- **SHORT PROBLEM**: Skip all pictures, then print the remaining material exactly.

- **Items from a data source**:
___
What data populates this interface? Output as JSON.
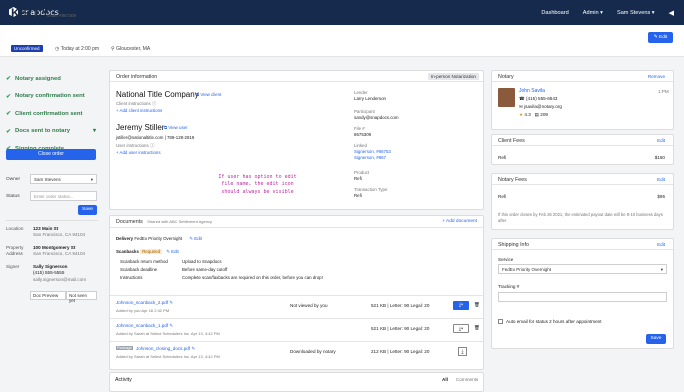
{
  "nav": {
    "logo": "snapdocs",
    "links": [
      "Dashboard",
      "Admin ▾",
      "Sam Stevens ▾"
    ]
  },
  "header": {
    "title": "KELLY",
    "order_no": "Order #867309",
    "status": "Unconfirmed",
    "time": "Today at 2:00 pm",
    "location": "Gloucester, MA",
    "edit": "Edit"
  },
  "steps": [
    "Notary assigned",
    "Notary confirmation sent",
    "Client confirmation sent",
    "Docs sent to notary",
    "Signing complete"
  ],
  "close_order": "Close order",
  "owner": {
    "label": "Owner",
    "value": "Sam Stevens"
  },
  "status": {
    "label": "Status",
    "placeholder": "Enter order status...",
    "save": "Save"
  },
  "location": {
    "label": "Location",
    "lines": [
      "123 Main St",
      "San Francisco, CA 94104"
    ]
  },
  "property": {
    "label": "Property Address",
    "lines": [
      "100 Montgomery St",
      "San Francisco, CA 94104"
    ]
  },
  "signer": {
    "label": "Signer",
    "name": "Sally Signerson",
    "phone": "(415) 555-5555",
    "email": "sally.signerson@mail.com",
    "doc_preview": "Doc Preview",
    "not_seen": "Not seen yet"
  },
  "order_info": {
    "heading": "Order information",
    "tag": "In-person Notarization",
    "company": "National Title Company",
    "view_client": "View client",
    "client_instructions": "Client instructions",
    "add_client": "Add client instructions",
    "user_name": "Jeremy Stiller",
    "view_user": "View user",
    "user_contact": "jstiller@nationaltitle.com | 789-128-2819",
    "user_instructions": "User instructions",
    "add_user": "Add user instructions",
    "lender_label": "Lender",
    "lender": "Larry Lenderson",
    "participant_label": "Participant",
    "participant": "sandy@snapdocs.com",
    "file_label": "File #",
    "file": "8675309",
    "linked_label": "Linked",
    "linked": [
      "Signerson, #86753",
      "Signerson, #867"
    ],
    "product_label": "Product",
    "product": "Refi",
    "transaction_label": "Transaction Type",
    "transaction": "Refi"
  },
  "annotation": "If user has option to edit file name, the edit icon should always be visible",
  "documents": {
    "heading": "Documents",
    "shared": "Shared with ABC Settlement Agency",
    "add": "+ Add document",
    "delivery_label": "Delivery",
    "delivery": "FedEx Priority Overnight",
    "edit": "Edit",
    "scanbacks": "Scanbacks",
    "required": "Required",
    "rows": [
      {
        "k": "Scanback return method",
        "v": "Upload to Snapdocs"
      },
      {
        "k": "Scanback deadline",
        "v": "Before same-day cutoff"
      },
      {
        "k": "Instructions",
        "v": "Complete scan/faxbacks are required on this order, before you can drop!"
      }
    ],
    "files": [
      {
        "name": "Johnson_scanback_2.pdf",
        "added": "Added by you Apr 16 2:42 PM",
        "viewed": "Not viewed by you",
        "size": "521 KB | Letter: 90 Legal: 20"
      },
      {
        "name": "Johnson_scanback_1.pdf",
        "added": "Added by Sarah at Select Schedulers Inc. Apr 13, 4:42 PM",
        "viewed": "",
        "size": "521 KB | Letter: 90 Legal: 20"
      },
      {
        "name": "Johnson_closing_docs.pdf",
        "added": "Added by Sarah at Select Schedulers Inc. Apr 13, 4:42 PM",
        "viewed": "Downloaded by notary",
        "size": "212 KB | Letter: 90 Legal: 20",
        "tag": "Package"
      }
    ]
  },
  "activity": {
    "heading": "Activity",
    "all": "All",
    "comments": "Comments"
  },
  "notary": {
    "heading": "Notary",
    "remove": "Remove",
    "name": "John Savila",
    "time": "1:PM",
    "phone": "(415) 555-6543",
    "email": "jsavila@notary.org",
    "rating": "4.3",
    "count": "209"
  },
  "client_fees": {
    "heading": "Client Fees",
    "edit": "Edit",
    "item": "Refi",
    "amount": "$150"
  },
  "notary_fees": {
    "heading": "Notary Fees",
    "edit": "Edit",
    "item": "Refi",
    "amount": "$95",
    "note": "If this order closes by Feb 26 2021, the estimated payout date will be 8-10 business days after"
  },
  "shipping": {
    "heading": "Shipping Info",
    "edit": "Edit",
    "service_label": "Service",
    "service": "FedEx Priority Overnight",
    "tracking_label": "Tracking #",
    "auto_email": "Auto email for status 2 hours after appointment",
    "save": "Save"
  }
}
___
- **SOLVED PROBLEM**:
What data populates this interface? Output as JSON.
{
  "nav": {
    "logo": "snapdocs",
    "links": [
      "Dashboard",
      "Admin ▾",
      "Sam Stevens ▾"
    ]
  },
  "header": {
    "title": "KELLY",
    "order_no": "Order #867309",
    "status": "Unconfirmed",
    "time": "Today at 2:00 pm",
    "location": "Gloucester, MA",
    "edit": "Edit"
  },
  "steps": [
    "Notary assigned",
    "Notary confirmation sent",
    "Client confirmation sent",
    "Docs sent to notary",
    "Signing complete"
  ],
  "close_order": "Close order",
  "owner": {
    "label": "Owner",
    "value": "Sam Stevens"
  },
  "status": {
    "label": "Status",
    "placeholder": "Enter order status...",
    "save": "Save"
  },
  "location": {
    "label": "Location",
    "lines": [
      "123 Main St",
      "San Francisco, CA 94104"
    ]
  },
  "property": {
    "label": "Property Address",
    "lines": [
      "100 Montgomery St",
      "San Francisco, CA 94104"
    ]
  },
  "signer": {
    "label": "Signer",
    "name": "Sally Signerson",
    "phone": "(415) 555-5555",
    "email": "sally.signerson@mail.com",
    "doc_preview": "Doc Preview",
    "not_seen": "Not seen yet"
  },
  "order_info": {
    "heading": "Order information",
    "tag": "In-person Notarization",
    "company": "National Title Company",
    "view_client": "View client",
    "client_instructions": "Client instructions",
    "add_client": "Add client instructions",
    "user_name": "Jeremy Stiller",
    "view_user": "View user",
    "user_contact": "jstiller@nationaltitle.com | 789-128-2819",
    "user_instructions": "User instructions",
    "add_user": "Add user instructions",
    "lender_label": "Lender",
    "lender": "Larry Lenderson",
    "participant_label": "Participant",
    "participant": "sandy@snapdocs.com",
    "file_label": "File #",
    "file": "8675309",
    "linked_label": "Linked",
    "linked": [
      "Signerson, #86753",
      "Signerson, #867"
    ],
    "product_label": "Product",
    "product": "Refi",
    "transaction_label": "Transaction Type",
    "transaction": "Refi"
  },
  "annotation": "If user has option to edit file name, the edit icon should always be visible",
  "documents": {
    "heading": "Documents",
    "shared": "Shared with ABC Settlement Agency",
    "add": "+ Add document",
    "delivery_label": "Delivery",
    "delivery": "FedEx Priority Overnight",
    "edit": "Edit",
    "scanbacks": "Scanbacks",
    "required": "Required",
    "rows": [
      {
        "k": "Scanback return method",
        "v": "Upload to Snapdocs"
      },
      {
        "k": "Scanback deadline",
        "v": "Before same-day cutoff"
      },
      {
        "k": "Instructions",
        "v": "Complete scan/faxbacks are required on this order, before you can drop!"
      }
    ],
    "files": [
      {
        "name": "Johnson_scanback_2.pdf",
        "added": "Added by you Apr 16 2:42 PM",
        "viewed": "Not viewed by you",
        "size": "521 KB | Letter: 90 Legal: 20"
      },
      {
        "name": "Johnson_scanback_1.pdf",
        "added": "Added by Sarah at Select Schedulers Inc. Apr 13, 4:42 PM",
        "viewed": "",
        "size": "521 KB | Letter: 90 Legal: 20"
      },
      {
        "name": "Johnson_closing_docs.pdf",
        "added": "Added by Sarah at Select Schedulers Inc. Apr 13, 4:42 PM",
        "viewed": "Downloaded by notary",
        "size": "212 KB | Letter: 90 Legal: 20",
        "tag": "Package"
      }
    ]
  },
  "activity": {
    "heading": "Activity",
    "all": "All",
    "comments": "Comments"
  },
  "notary": {
    "heading": "Notary",
    "remove": "Remove",
    "name": "John Savila",
    "time": "1:PM",
    "phone": "(415) 555-6543",
    "email": "jsavila@notary.org",
    "rating": "4.3",
    "count": "209"
  },
  "client_fees": {
    "heading": "Client Fees",
    "edit": "Edit",
    "item": "Refi",
    "amount": "$150"
  },
  "notary_fees": {
    "heading": "Notary Fees",
    "edit": "Edit",
    "item": "Refi",
    "amount": "$95",
    "note": "If this order closes by Feb 26 2021, the estimated payout date will be 8-10 business days after"
  },
  "shipping": {
    "heading": "Shipping Info",
    "edit": "Edit",
    "service_label": "Service",
    "service": "FedEx Priority Overnight",
    "tracking_label": "Tracking #",
    "auto_email": "Auto email for status 2 hours after appointment",
    "save": "Save"
  }
}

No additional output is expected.